Problem description - Repeat each line of the material below exactly as it appears, minus any pictures.

[Some records]
★ ★ ★

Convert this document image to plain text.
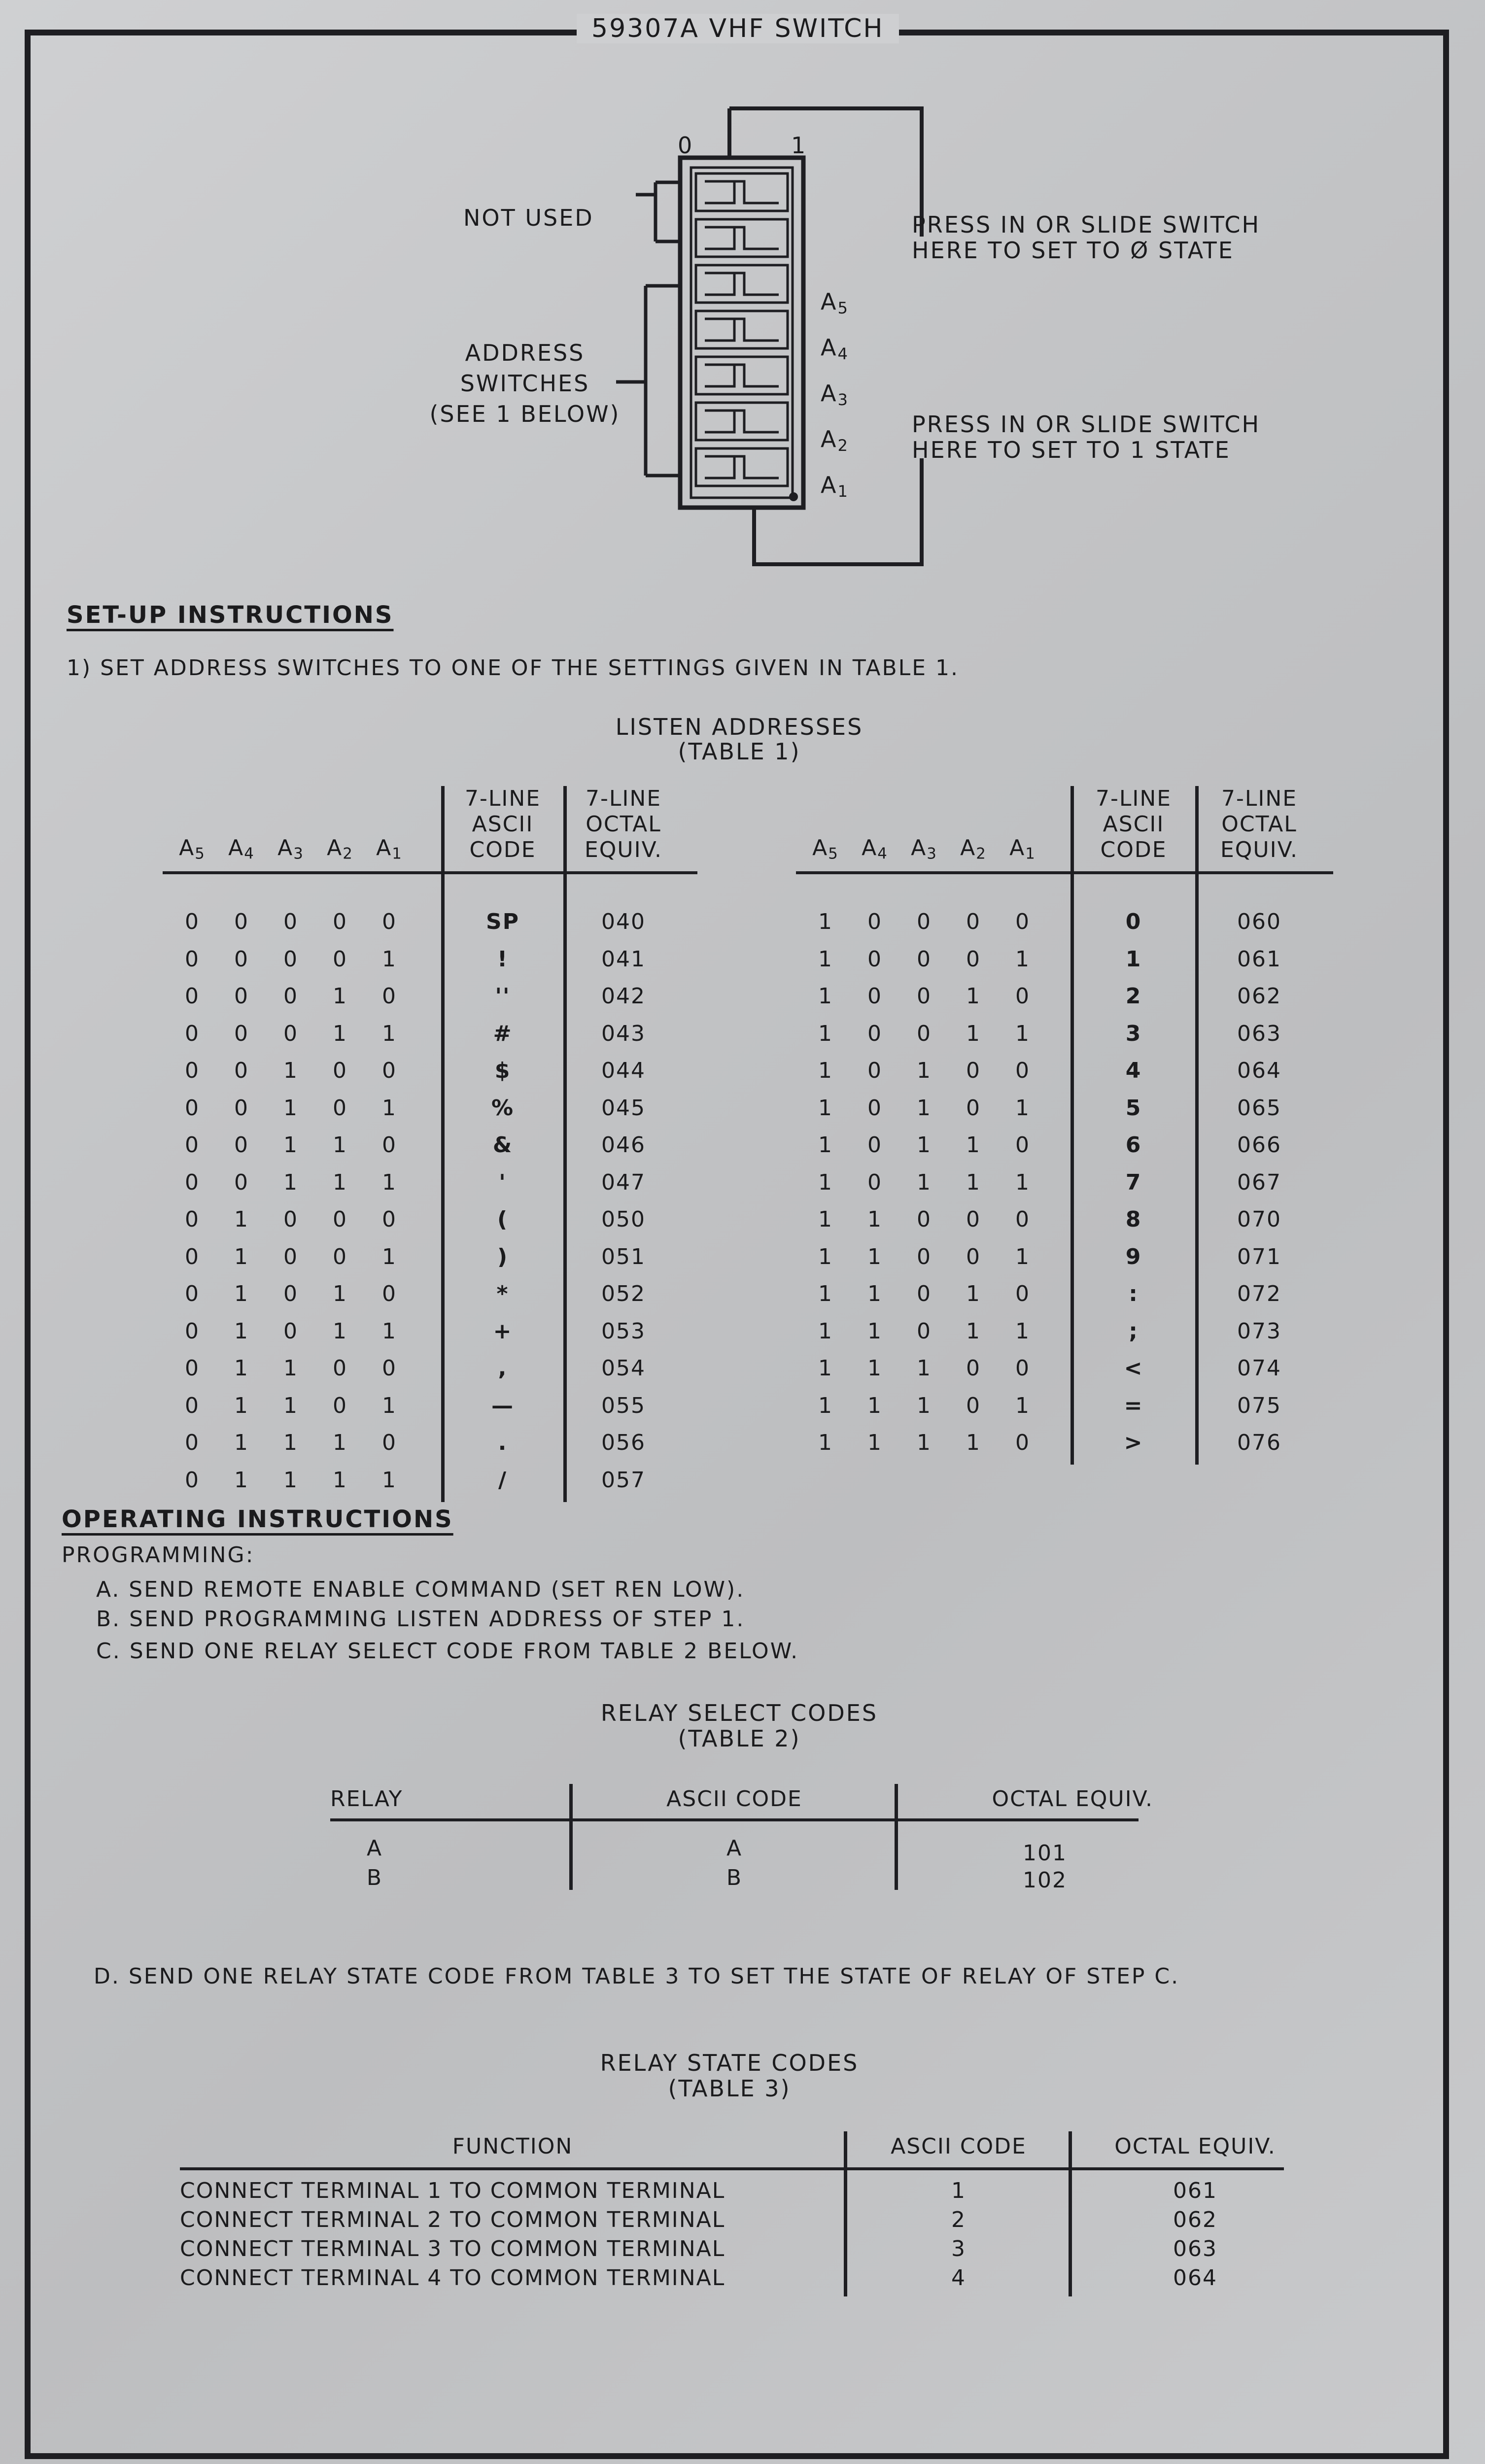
59307A VHF SWITCH
0	1
NOT USED
ADDRESS
SWITCHES
(SEE 1 BELOW)
PRESS IN OR SLIDE SWITCH
HERE TO SET TO Ø STATE
PRESS IN OR SLIDE SWITCH
HERE TO SET TO 1 STATE
$A_5$
$A_4$
$A_3$
$A_2$
$A_1$
SET-UP INSTRUCTIONS
1) SET ADDRESS SWITCHES TO ONE OF THE SETTINGS GIVEN IN TABLE 1.
LISTEN ADDRESSES
(TABLE 1)
$A_5$	$A_4$	$A_3$	$A_2$	$A_1$
7-LINE
ASCII
CODE
7-LINE
OCTAL
EQUIV.
0	0	0	0	0	SP	040
0	0	0	0	1	!	041
0	0	0	1	0	''	042
0	0	0	1	1	#	043
0	0	1	0	0	$	044
0	0	1	0	1	%	045
0	0	1	1	0	&	046
0	0	1	1	1	'	047
0	1	0	0	0	(	050
0	1	0	0	1	)	051
0	1	0	1	0	*	052
0	1	0	1	1	+	053
0	1	1	0	0	,	054
0	1	1	0	1	—	055
0	1	1	1	0	.	056
0	1	1	1	1	/	057
$A_5$	$A_4$	$A_3$	$A_2$	$A_1$
7-LINE
ASCII
CODE
7-LINE
OCTAL
EQUIV.
1	0	0	0	0	0	060
1	0	0	0	1	1	061
1	0	0	1	0	2	062
1	0	0	1	1	3	063
1	0	1	0	0	4	064
1	0	1	0	1	5	065
1	0	1	1	0	6	066
1	0	1	1	1	7	067
1	1	0	0	0	8	070
1	1	0	0	1	9	071
1	1	0	1	0	:	072
1	1	0	1	1	;	073
1	1	1	0	0	<	074
1	1	1	0	1	=	075
1	1	1	1	0	>	076
OPERATING INSTRUCTIONS
PROGRAMMING:
A. SEND REMOTE ENABLE COMMAND (SET REN LOW).
B. SEND PROGRAMMING LISTEN ADDRESS OF STEP 1.
C. SEND ONE RELAY SELECT CODE FROM TABLE 2 BELOW.
RELAY SELECT CODES
(TABLE 2)
RELAY	ASCII CODE	OCTAL EQUIV.
A	A	101
B	B	102
D. SEND ONE RELAY STATE CODE FROM TABLE 3 TO SET THE STATE OF RELAY OF STEP C.
RELAY STATE CODES
(TABLE 3)
FUNCTION	ASCII CODE	OCTAL EQUIV.
CONNECT TERMINAL 1 TO COMMON TERMINAL	1	061
CONNECT TERMINAL 2 TO COMMON TERMINAL	2	062
CONNECT TERMINAL 3 TO COMMON TERMINAL	3	063
CONNECT TERMINAL 4 TO COMMON TERMINAL	4	064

★ ★ ★

In response -
Convert this document image to plain text.
59307A VHF SWITCH
0	1
NOT USED
ADDRESS
SWITCHES
(SEE 1 BELOW)
PRESS IN OR SLIDE SWITCH
HERE TO SET TO Ø STATE
PRESS IN OR SLIDE SWITCH
HERE TO SET TO 1 STATE
$A_5$
$A_4$
$A_3$
$A_2$
$A_1$
SET-UP INSTRUCTIONS
1) SET ADDRESS SWITCHES TO ONE OF THE SETTINGS GIVEN IN TABLE 1.
LISTEN ADDRESSES
(TABLE 1)
$A_5$	$A_4$	$A_3$	$A_2$	$A_1$
7-LINE
ASCII
CODE
7-LINE
OCTAL
EQUIV.
0	0	0	0	0	SP	040
0	0	0	0	1	!	041
0	0	0	1	0	''	042
0	0	0	1	1	#	043
0	0	1	0	0	$	044
0	0	1	0	1	%	045
0	0	1	1	0	&	046
0	0	1	1	1	'	047
0	1	0	0	0	(	050
0	1	0	0	1	)	051
0	1	0	1	0	*	052
0	1	0	1	1	+	053
0	1	1	0	0	,	054
0	1	1	0	1	—	055
0	1	1	1	0	.	056
0	1	1	1	1	/	057
$A_5$	$A_4$	$A_3$	$A_2$	$A_1$
7-LINE
ASCII
CODE
7-LINE
OCTAL
EQUIV.
1	0	0	0	0	0	060
1	0	0	0	1	1	061
1	0	0	1	0	2	062
1	0	0	1	1	3	063
1	0	1	0	0	4	064
1	0	1	0	1	5	065
1	0	1	1	0	6	066
1	0	1	1	1	7	067
1	1	0	0	0	8	070
1	1	0	0	1	9	071
1	1	0	1	0	:	072
1	1	0	1	1	;	073
1	1	1	0	0	<	074
1	1	1	0	1	=	075
1	1	1	1	0	>	076
OPERATING INSTRUCTIONS
PROGRAMMING:
A. SEND REMOTE ENABLE COMMAND (SET REN LOW).
B. SEND PROGRAMMING LISTEN ADDRESS OF STEP 1.
C. SEND ONE RELAY SELECT CODE FROM TABLE 2 BELOW.
RELAY SELECT CODES
(TABLE 2)
RELAY	ASCII CODE	OCTAL EQUIV.
A	A	101
B	B	102
D. SEND ONE RELAY STATE CODE FROM TABLE 3 TO SET THE STATE OF RELAY OF STEP C.
RELAY STATE CODES
(TABLE 3)
FUNCTION	ASCII CODE	OCTAL EQUIV.
CONNECT TERMINAL 1 TO COMMON TERMINAL	1	061
CONNECT TERMINAL 2 TO COMMON TERMINAL	2	062
CONNECT TERMINAL 3 TO COMMON TERMINAL	3	063
CONNECT TERMINAL 4 TO COMMON TERMINAL	4	064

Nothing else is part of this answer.